Extracted entries >>
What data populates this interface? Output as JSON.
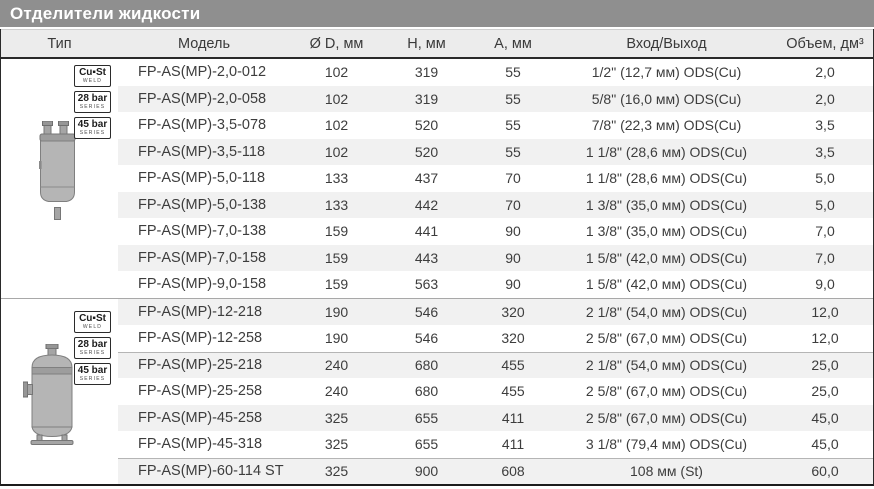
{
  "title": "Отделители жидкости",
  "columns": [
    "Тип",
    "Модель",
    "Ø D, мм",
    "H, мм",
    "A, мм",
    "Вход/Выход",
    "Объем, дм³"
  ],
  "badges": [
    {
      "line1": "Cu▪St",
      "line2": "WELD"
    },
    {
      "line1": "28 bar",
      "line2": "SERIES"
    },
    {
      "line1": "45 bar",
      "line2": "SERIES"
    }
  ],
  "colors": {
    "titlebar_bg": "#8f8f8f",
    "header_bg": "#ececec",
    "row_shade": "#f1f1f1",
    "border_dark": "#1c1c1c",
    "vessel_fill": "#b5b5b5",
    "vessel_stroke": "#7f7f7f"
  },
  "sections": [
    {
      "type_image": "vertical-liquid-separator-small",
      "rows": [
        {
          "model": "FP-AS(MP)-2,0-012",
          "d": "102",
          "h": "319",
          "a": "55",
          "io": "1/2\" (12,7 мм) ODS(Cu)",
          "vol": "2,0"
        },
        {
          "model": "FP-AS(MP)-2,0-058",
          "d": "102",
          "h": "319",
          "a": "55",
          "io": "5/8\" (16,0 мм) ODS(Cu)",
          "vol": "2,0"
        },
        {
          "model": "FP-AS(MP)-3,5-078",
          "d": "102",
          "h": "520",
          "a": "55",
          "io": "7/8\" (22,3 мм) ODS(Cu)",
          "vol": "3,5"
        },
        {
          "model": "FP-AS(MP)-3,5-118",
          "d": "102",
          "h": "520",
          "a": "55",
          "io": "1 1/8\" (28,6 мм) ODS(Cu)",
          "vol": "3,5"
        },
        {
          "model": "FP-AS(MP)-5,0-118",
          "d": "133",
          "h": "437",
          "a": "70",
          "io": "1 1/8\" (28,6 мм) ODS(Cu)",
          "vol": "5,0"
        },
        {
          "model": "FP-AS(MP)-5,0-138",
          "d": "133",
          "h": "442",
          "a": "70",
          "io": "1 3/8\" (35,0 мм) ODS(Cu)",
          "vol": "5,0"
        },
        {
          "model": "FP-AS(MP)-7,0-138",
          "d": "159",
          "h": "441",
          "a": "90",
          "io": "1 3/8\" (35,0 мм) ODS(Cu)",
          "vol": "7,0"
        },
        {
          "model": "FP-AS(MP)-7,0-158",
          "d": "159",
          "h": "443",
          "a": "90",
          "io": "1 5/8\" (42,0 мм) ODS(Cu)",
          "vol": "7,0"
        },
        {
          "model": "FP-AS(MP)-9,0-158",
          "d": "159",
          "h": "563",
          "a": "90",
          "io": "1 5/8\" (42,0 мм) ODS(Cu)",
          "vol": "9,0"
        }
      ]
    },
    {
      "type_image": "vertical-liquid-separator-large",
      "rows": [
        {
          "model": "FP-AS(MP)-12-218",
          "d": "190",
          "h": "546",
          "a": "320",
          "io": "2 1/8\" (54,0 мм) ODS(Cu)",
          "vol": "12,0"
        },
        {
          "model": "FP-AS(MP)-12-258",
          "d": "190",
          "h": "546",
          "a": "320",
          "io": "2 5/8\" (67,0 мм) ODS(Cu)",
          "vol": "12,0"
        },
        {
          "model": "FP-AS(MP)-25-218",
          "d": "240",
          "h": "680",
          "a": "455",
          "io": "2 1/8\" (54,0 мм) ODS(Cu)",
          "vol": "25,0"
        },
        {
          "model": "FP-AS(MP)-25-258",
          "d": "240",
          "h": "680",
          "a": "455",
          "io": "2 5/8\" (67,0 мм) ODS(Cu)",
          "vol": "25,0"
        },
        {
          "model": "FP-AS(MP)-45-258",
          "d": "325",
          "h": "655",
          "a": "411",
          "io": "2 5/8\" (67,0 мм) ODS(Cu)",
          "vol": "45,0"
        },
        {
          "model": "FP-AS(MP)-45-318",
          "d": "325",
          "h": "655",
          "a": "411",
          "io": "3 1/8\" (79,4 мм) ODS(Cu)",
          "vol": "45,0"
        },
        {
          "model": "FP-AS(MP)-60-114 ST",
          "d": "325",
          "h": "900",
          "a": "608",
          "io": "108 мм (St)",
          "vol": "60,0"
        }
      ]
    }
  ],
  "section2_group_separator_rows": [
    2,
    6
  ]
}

Problem to solve >>
Write out all the entries exactly, except for the pictures.

Completed exercise >>
What data populates this interface? Output as JSON.
{
  "title": "Отделители жидкости",
  "columns": [
    "Тип",
    "Модель",
    "Ø D, мм",
    "H, мм",
    "A, мм",
    "Вход/Выход",
    "Объем, дм³"
  ],
  "badges": [
    {
      "line1": "Cu▪St",
      "line2": "WELD"
    },
    {
      "line1": "28 bar",
      "line2": "SERIES"
    },
    {
      "line1": "45 bar",
      "line2": "SERIES"
    }
  ],
  "colors": {
    "titlebar_bg": "#8f8f8f",
    "header_bg": "#ececec",
    "row_shade": "#f1f1f1",
    "border_dark": "#1c1c1c",
    "vessel_fill": "#b5b5b5",
    "vessel_stroke": "#7f7f7f"
  },
  "sections": [
    {
      "type_image": "vertical-liquid-separator-small",
      "rows": [
        {
          "model": "FP-AS(MP)-2,0-012",
          "d": "102",
          "h": "319",
          "a": "55",
          "io": "1/2\" (12,7 мм) ODS(Cu)",
          "vol": "2,0"
        },
        {
          "model": "FP-AS(MP)-2,0-058",
          "d": "102",
          "h": "319",
          "a": "55",
          "io": "5/8\" (16,0 мм) ODS(Cu)",
          "vol": "2,0"
        },
        {
          "model": "FP-AS(MP)-3,5-078",
          "d": "102",
          "h": "520",
          "a": "55",
          "io": "7/8\" (22,3 мм) ODS(Cu)",
          "vol": "3,5"
        },
        {
          "model": "FP-AS(MP)-3,5-118",
          "d": "102",
          "h": "520",
          "a": "55",
          "io": "1 1/8\" (28,6 мм) ODS(Cu)",
          "vol": "3,5"
        },
        {
          "model": "FP-AS(MP)-5,0-118",
          "d": "133",
          "h": "437",
          "a": "70",
          "io": "1 1/8\" (28,6 мм) ODS(Cu)",
          "vol": "5,0"
        },
        {
          "model": "FP-AS(MP)-5,0-138",
          "d": "133",
          "h": "442",
          "a": "70",
          "io": "1 3/8\" (35,0 мм) ODS(Cu)",
          "vol": "5,0"
        },
        {
          "model": "FP-AS(MP)-7,0-138",
          "d": "159",
          "h": "441",
          "a": "90",
          "io": "1 3/8\" (35,0 мм) ODS(Cu)",
          "vol": "7,0"
        },
        {
          "model": "FP-AS(MP)-7,0-158",
          "d": "159",
          "h": "443",
          "a": "90",
          "io": "1 5/8\" (42,0 мм) ODS(Cu)",
          "vol": "7,0"
        },
        {
          "model": "FP-AS(MP)-9,0-158",
          "d": "159",
          "h": "563",
          "a": "90",
          "io": "1 5/8\" (42,0 мм) ODS(Cu)",
          "vol": "9,0"
        }
      ]
    },
    {
      "type_image": "vertical-liquid-separator-large",
      "rows": [
        {
          "model": "FP-AS(MP)-12-218",
          "d": "190",
          "h": "546",
          "a": "320",
          "io": "2 1/8\" (54,0 мм) ODS(Cu)",
          "vol": "12,0"
        },
        {
          "model": "FP-AS(MP)-12-258",
          "d": "190",
          "h": "546",
          "a": "320",
          "io": "2 5/8\" (67,0 мм) ODS(Cu)",
          "vol": "12,0"
        },
        {
          "model": "FP-AS(MP)-25-218",
          "d": "240",
          "h": "680",
          "a": "455",
          "io": "2 1/8\" (54,0 мм) ODS(Cu)",
          "vol": "25,0"
        },
        {
          "model": "FP-AS(MP)-25-258",
          "d": "240",
          "h": "680",
          "a": "455",
          "io": "2 5/8\" (67,0 мм) ODS(Cu)",
          "vol": "25,0"
        },
        {
          "model": "FP-AS(MP)-45-258",
          "d": "325",
          "h": "655",
          "a": "411",
          "io": "2 5/8\" (67,0 мм) ODS(Cu)",
          "vol": "45,0"
        },
        {
          "model": "FP-AS(MP)-45-318",
          "d": "325",
          "h": "655",
          "a": "411",
          "io": "3 1/8\" (79,4 мм) ODS(Cu)",
          "vol": "45,0"
        },
        {
          "model": "FP-AS(MP)-60-114 ST",
          "d": "325",
          "h": "900",
          "a": "608",
          "io": "108 мм (St)",
          "vol": "60,0"
        }
      ]
    }
  ],
  "section2_group_separator_rows": [
    2,
    6
  ]
}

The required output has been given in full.